Give an exact transcription of every line, dropping the images.
++++ EXERCISE MATERIALS ++++
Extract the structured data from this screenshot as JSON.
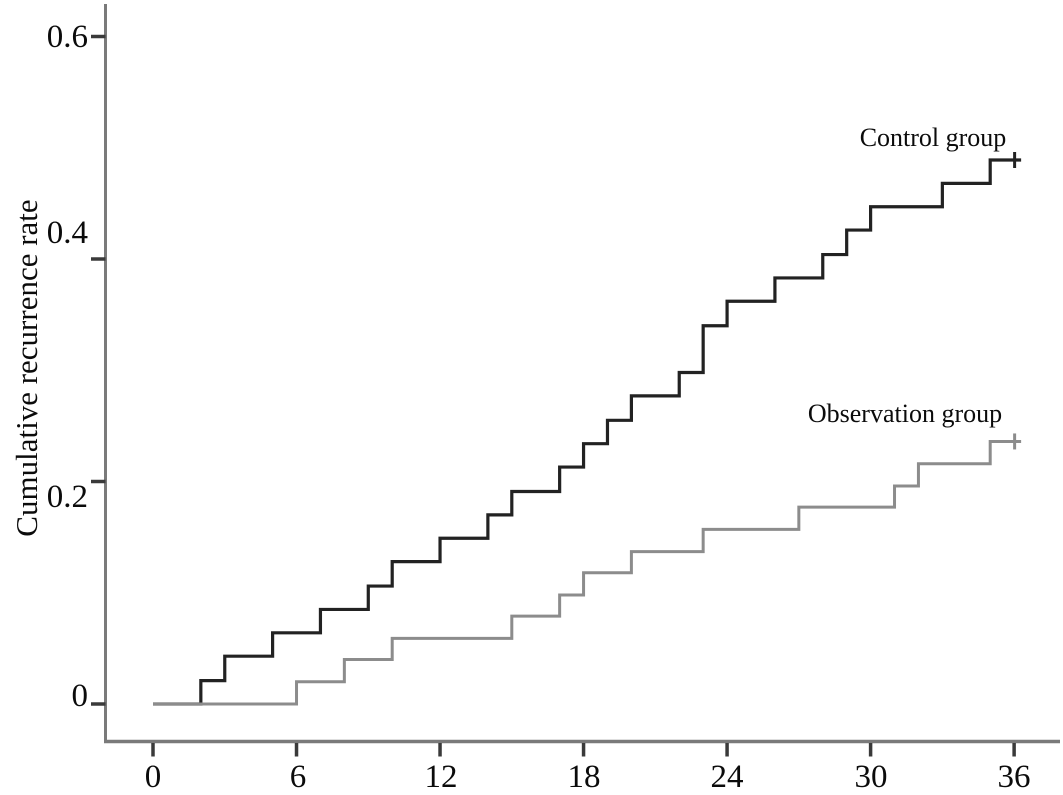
{
  "figure": {
    "background_color": "#ffffff",
    "text_color": "#0b0b0b"
  },
  "axis_style": {
    "axis_line_color": "#7a7a7a",
    "tick_mark_color": "#3a3a3a"
  },
  "chart_data": {
    "type": "line",
    "subtype": "kaplan-meier-step",
    "title": "",
    "xlabel": "",
    "ylabel": "Cumulative recurrence rate",
    "x_ticks": [
      0,
      6,
      12,
      18,
      24,
      30,
      36
    ],
    "x_tick_labels": [
      "0",
      "6",
      "12",
      "18",
      "24",
      "30",
      "36"
    ],
    "y_ticks": [
      0,
      0.2,
      0.4,
      0.6
    ],
    "y_tick_labels": [
      "0",
      "0.2",
      "0.4",
      "0.6"
    ],
    "xlim": [
      -2,
      38
    ],
    "ylim": [
      -0.033,
      0.63
    ],
    "grid": false,
    "legend_position": "inline-annotations",
    "series": [
      {
        "name": "Control group",
        "color": "#222222",
        "stroke_width": 3.2,
        "censor_time": 36,
        "steps": [
          [
            0,
            0
          ],
          [
            2,
            0.021
          ],
          [
            3,
            0.043
          ],
          [
            5,
            0.064
          ],
          [
            7,
            0.085
          ],
          [
            9,
            0.106
          ],
          [
            10,
            0.128
          ],
          [
            12,
            0.149
          ],
          [
            14,
            0.17
          ],
          [
            15,
            0.191
          ],
          [
            17,
            0.213
          ],
          [
            18,
            0.234
          ],
          [
            19,
            0.255
          ],
          [
            20,
            0.277
          ],
          [
            22,
            0.298
          ],
          [
            23,
            0.34
          ],
          [
            24,
            0.362
          ],
          [
            26,
            0.383
          ],
          [
            28,
            0.404
          ],
          [
            29,
            0.426
          ],
          [
            30,
            0.447
          ],
          [
            33,
            0.468
          ],
          [
            35,
            0.489
          ]
        ]
      },
      {
        "name": "Observation group",
        "color": "#8c8c8c",
        "stroke_width": 3.0,
        "censor_time": 36,
        "steps": [
          [
            0,
            0
          ],
          [
            6,
            0.02
          ],
          [
            8,
            0.04
          ],
          [
            10,
            0.059
          ],
          [
            15,
            0.079
          ],
          [
            17,
            0.098
          ],
          [
            18,
            0.118
          ],
          [
            20,
            0.137
          ],
          [
            23,
            0.157
          ],
          [
            27,
            0.177
          ],
          [
            31,
            0.196
          ],
          [
            32,
            0.216
          ],
          [
            35,
            0.236
          ]
        ]
      }
    ]
  }
}
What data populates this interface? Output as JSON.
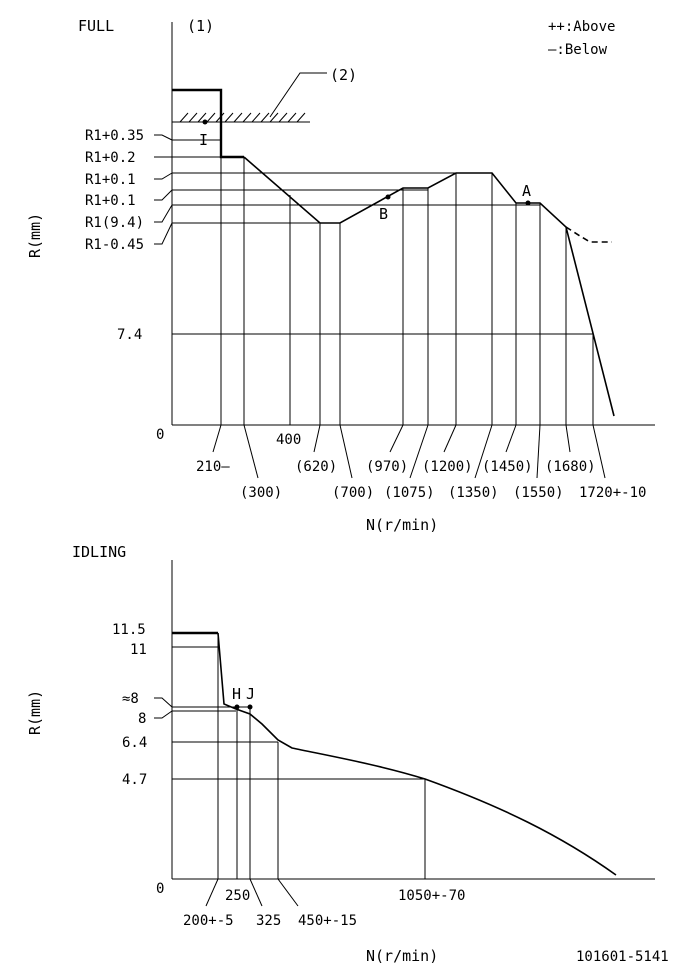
++++
**WORKED SOLUTION**.
Extract the structured data from this screenshot as JSON.
{
  "figure": {
    "background_color": "#ffffff",
    "text_color": "#0b0b0b"
  },
  "axis_style": {
    "axis_line_color": "#7a7a7a",
    "tick_mark_color": "#3a3a3a"
  },
  "chart_data": {
    "type": "line",
    "subtype": "kaplan-meier-step",
    "title": "",
    "xlabel": "",
    "ylabel": "Cumulative recurrence rate",
    "x_ticks": [
      0,
      6,
      12,
      18,
      24,
      30,
      36
    ],
    "x_tick_labels": [
      "0",
      "6",
      "12",
      "18",
      "24",
      "30",
      "36"
    ],
    "y_ticks": [
      0,
      0.2,
      0.4,
      0.6
    ],
    "y_tick_labels": [
      "0",
      "0.2",
      "0.4",
      "0.6"
    ],
    "xlim": [
      -2,
      38
    ],
    "ylim": [
      -0.033,
      0.63
    ],
    "grid": false,
    "legend_position": "inline-annotations",
    "series": [
      {
        "name": "Control group",
        "color": "#222222",
        "stroke_width": 3.2,
        "censor_time": 36,
        "steps": [
          [
            0,
            0
          ],
          [
            2,
            0.021
          ],
          [
            3,
            0.043
          ],
          [
            5,
            0.064
          ],
          [
            7,
            0.085
          ],
          [
            9,
            0.106
          ],
          [
            10,
            0.128
          ],
          [
            12,
            0.149
          ],
          [
            14,
            0.17
          ],
          [
            15,
            0.191
          ],
          [
            17,
            0.213
          ],
          [
            18,
            0.234
          ],
          [
            19,
            0.255
          ],
          [
            20,
            0.277
          ],
          [
            22,
            0.298
          ],
          [
            23,
            0.34
          ],
          [
            24,
            0.362
          ],
          [
            26,
            0.383
          ],
          [
            28,
            0.404
          ],
          [
            29,
            0.426
          ],
          [
            30,
            0.447
          ],
          [
            33,
            0.468
          ],
          [
            35,
            0.489
          ]
        ]
      },
      {
        "name": "Observation group",
        "color": "#8c8c8c",
        "stroke_width": 3.0,
        "censor_time": 36,
        "steps": [
          [
            0,
            0
          ],
          [
            6,
            0.02
          ],
          [
            8,
            0.04
          ],
          [
            10,
            0.059
          ],
          [
            15,
            0.079
          ],
          [
            17,
            0.098
          ],
          [
            18,
            0.118
          ],
          [
            20,
            0.137
          ],
          [
            23,
            0.157
          ],
          [
            27,
            0.177
          ],
          [
            31,
            0.196
          ],
          [
            32,
            0.216
          ],
          [
            35,
            0.236
          ]
        ]
      }
    ]
  }
}
What data populates this interface? Output as JSON.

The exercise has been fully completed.